No dia que sai de casa, muito antes da mudança efetiva, minha irmã chegou em casa enquanto eu andava pela casa testando um novo vestido rosa e florido que ganhará de uma amiga. Ela correu para contar pra minha mãe, que encontrara o saco preto na mesma semana e pouco a pouco desmoronava a falsa paz construída sobre minha omissão. Não havia espaço pra quem eu me tornava. Sai de casa, aos choros, de vestido, passando pela portaria do prédio e caminhando pelas ruas tão próximas e tão inquisitoriais. As aparências daquela família ruíram e a culpa de não ser o que esperavam de mim e de existir incomodando, como não haveria outra forma de existir, me corriam. Não falei com minha mãe e irmã por quase um ano, então.

Já na minha casa, eu já conquistava mais espaços para poder existir, já havia afirmado meu nome, após muitas discussões se os nomes correspondentes aos gêneros são escolhas ou imposições, se eram uma consolidação ou uma nova fase. Mudava-me a cada minuto, meu cabelo crescia devagar devagarinho, e meus dois guarda roupas, um para o trabalho, outro para a vida, me despertava um suspiro da dor da vida capitalista e sua exploração opressora e a possibilidade de vida, da brisa, da esperança. Decidi-me e declarei aos meus amigos:

"Contra qualquer visão biológica - determinista - ou mesmo destinada, sem escolha, sou Virginia. Que não foi por escolha, é um tanto quanto óbvio, mas não utilizo isso como um escudo. Porque escolheria. E porque o novo teve de ser construído. Os passos que foram dados, ainda são os primeiros. Mas me imponho para mantê-los. Não que o próximo passo pareça mais fácil pelos que já foram dados, mas torna-se mais prazeroso saber que meus passos estão levando-me para onde eu me quero estar. Enquanto caminho, me modifico e redireciono, avanço, evoluo.

A cada passo meu, algumas contradições. A cada passo meu, mais camaradas ao meu lado avançam.
Sou uma pressão diária a todas/todos eles/elas. Sou uma intervenção e expressão apenas pela ousadia.

Meu corpo como instrumento de combate, também me serve como instrumento de expressão e identificação. Não sou por essência, não nasci homem, não nasci mulher. Não nasci quem eu sou. O que nasceu já se transformou, assim como ainda me transformarei.

A produção dos corpos, de um nome, de uma posição em relação ao mundo se dá pela existência nele. Existência essa que se recusa e se entrega. De muita crise e muita miséria. Me impõem o combate e respondo com o marxismo com predominância estratégica! Me impõem a dor, então busco meus camaradas. Me impõem a insegurança, sei que não estou sozinha.
==*==
> [EXERCÍCIO ESCRITO A]
Resuma o relato em duas frases.

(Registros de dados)
==*==
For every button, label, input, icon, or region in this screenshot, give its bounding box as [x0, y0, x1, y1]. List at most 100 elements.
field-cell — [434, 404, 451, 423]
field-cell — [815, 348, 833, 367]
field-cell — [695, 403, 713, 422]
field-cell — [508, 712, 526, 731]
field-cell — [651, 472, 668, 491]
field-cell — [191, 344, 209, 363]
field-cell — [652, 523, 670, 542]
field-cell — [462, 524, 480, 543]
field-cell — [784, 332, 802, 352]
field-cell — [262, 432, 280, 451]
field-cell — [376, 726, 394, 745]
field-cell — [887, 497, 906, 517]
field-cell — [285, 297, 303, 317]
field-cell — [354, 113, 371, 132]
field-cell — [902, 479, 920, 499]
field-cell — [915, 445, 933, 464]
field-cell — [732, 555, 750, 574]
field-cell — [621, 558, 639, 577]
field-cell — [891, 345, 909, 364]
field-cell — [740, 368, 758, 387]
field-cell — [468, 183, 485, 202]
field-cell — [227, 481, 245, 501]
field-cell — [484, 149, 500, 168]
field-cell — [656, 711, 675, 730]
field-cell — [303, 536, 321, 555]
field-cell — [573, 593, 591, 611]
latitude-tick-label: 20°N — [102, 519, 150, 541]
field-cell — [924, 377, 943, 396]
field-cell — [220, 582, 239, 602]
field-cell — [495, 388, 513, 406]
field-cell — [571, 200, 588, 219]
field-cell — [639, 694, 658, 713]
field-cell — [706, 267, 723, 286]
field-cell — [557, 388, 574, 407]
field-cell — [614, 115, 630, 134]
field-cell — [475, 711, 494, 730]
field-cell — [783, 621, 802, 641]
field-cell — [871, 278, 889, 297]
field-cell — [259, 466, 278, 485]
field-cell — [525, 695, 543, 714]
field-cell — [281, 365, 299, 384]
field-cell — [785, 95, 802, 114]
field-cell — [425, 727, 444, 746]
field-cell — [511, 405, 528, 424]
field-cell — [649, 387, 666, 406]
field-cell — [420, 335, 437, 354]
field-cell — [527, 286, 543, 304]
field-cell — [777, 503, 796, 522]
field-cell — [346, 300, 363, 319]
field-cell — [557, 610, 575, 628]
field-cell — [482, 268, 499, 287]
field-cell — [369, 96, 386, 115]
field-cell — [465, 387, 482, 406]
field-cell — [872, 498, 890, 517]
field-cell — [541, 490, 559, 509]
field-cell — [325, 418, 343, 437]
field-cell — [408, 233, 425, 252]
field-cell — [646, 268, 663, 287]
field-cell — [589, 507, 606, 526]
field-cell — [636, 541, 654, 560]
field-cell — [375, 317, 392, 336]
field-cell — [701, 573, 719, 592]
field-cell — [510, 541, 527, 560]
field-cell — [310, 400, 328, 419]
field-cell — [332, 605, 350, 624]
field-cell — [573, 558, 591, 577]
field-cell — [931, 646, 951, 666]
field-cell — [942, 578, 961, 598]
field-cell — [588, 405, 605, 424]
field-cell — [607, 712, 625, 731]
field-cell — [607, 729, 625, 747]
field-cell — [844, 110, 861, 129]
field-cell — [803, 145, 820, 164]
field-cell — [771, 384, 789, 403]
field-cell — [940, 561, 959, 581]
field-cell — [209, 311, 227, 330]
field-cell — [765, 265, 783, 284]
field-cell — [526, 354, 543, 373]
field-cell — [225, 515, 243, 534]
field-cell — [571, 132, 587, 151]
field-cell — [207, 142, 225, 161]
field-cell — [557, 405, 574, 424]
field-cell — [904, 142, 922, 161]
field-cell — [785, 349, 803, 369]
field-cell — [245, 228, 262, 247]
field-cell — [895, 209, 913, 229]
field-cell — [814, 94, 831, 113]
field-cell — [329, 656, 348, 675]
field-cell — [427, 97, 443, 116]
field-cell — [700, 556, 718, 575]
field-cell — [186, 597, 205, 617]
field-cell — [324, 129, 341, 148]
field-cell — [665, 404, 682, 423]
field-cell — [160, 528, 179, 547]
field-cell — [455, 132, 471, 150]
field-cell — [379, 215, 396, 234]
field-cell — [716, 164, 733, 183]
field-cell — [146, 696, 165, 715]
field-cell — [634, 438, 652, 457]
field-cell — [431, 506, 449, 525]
==*==
> [EXERCÍCIO ESCRITO B]
Devolva sem nenhuma alteração as linhas dos registros, começando na primeira linha e parando depois da linha que contém "field-cell — [872, 498, 890, 517]".

> [SOLUÇÃO DA TAREFA A]
Depois que a irmã contou à mãe o que tinha visto, quem narra saiu de casa chorando, vestindo um vestido rosa e florido, e ficou quase um ano sem falar com as duas. Já na própria casa, declarou aos amigos ser Virginia e afirmou que não nasceu homem nem mulher, que segue se transformando a cada passo e que enfrenta o que lhe impõem com o marxismo e com seus camaradas.

> [SOLUÇÃO DA TAREFA B]
For every button, label, input, icon, or region in this screenshot, give its bounding box as [x0, y0, x1, y1]. List at most 100 elements.
field-cell — [434, 404, 451, 423]
field-cell — [815, 348, 833, 367]
field-cell — [695, 403, 713, 422]
field-cell — [508, 712, 526, 731]
field-cell — [651, 472, 668, 491]
field-cell — [191, 344, 209, 363]
field-cell — [652, 523, 670, 542]
field-cell — [462, 524, 480, 543]
field-cell — [784, 332, 802, 352]
field-cell — [262, 432, 280, 451]
field-cell — [376, 726, 394, 745]
field-cell — [887, 497, 906, 517]
field-cell — [285, 297, 303, 317]
field-cell — [354, 113, 371, 132]
field-cell — [902, 479, 920, 499]
field-cell — [915, 445, 933, 464]
field-cell — [732, 555, 750, 574]
field-cell — [621, 558, 639, 577]
field-cell — [891, 345, 909, 364]
field-cell — [740, 368, 758, 387]
field-cell — [468, 183, 485, 202]
field-cell — [227, 481, 245, 501]
field-cell — [484, 149, 500, 168]
field-cell — [656, 711, 675, 730]
field-cell — [303, 536, 321, 555]
field-cell — [573, 593, 591, 611]
latitude-tick-label: 20°N — [102, 519, 150, 541]
field-cell — [924, 377, 943, 396]
field-cell — [220, 582, 239, 602]
field-cell — [495, 388, 513, 406]
field-cell — [571, 200, 588, 219]
field-cell — [639, 694, 658, 713]
field-cell — [706, 267, 723, 286]
field-cell — [557, 388, 574, 407]
field-cell — [614, 115, 630, 134]
field-cell — [475, 711, 494, 730]
field-cell — [783, 621, 802, 641]
field-cell — [871, 278, 889, 297]
field-cell — [259, 466, 278, 485]
field-cell — [525, 695, 543, 714]
field-cell — [281, 365, 299, 384]
field-cell — [785, 95, 802, 114]
field-cell — [425, 727, 444, 746]
field-cell — [511, 405, 528, 424]
field-cell — [649, 387, 666, 406]
field-cell — [420, 335, 437, 354]
field-cell — [527, 286, 543, 304]
field-cell — [777, 503, 796, 522]
field-cell — [346, 300, 363, 319]
field-cell — [557, 610, 575, 628]
field-cell — [482, 268, 499, 287]
field-cell — [369, 96, 386, 115]
field-cell — [465, 387, 482, 406]
field-cell — [872, 498, 890, 517]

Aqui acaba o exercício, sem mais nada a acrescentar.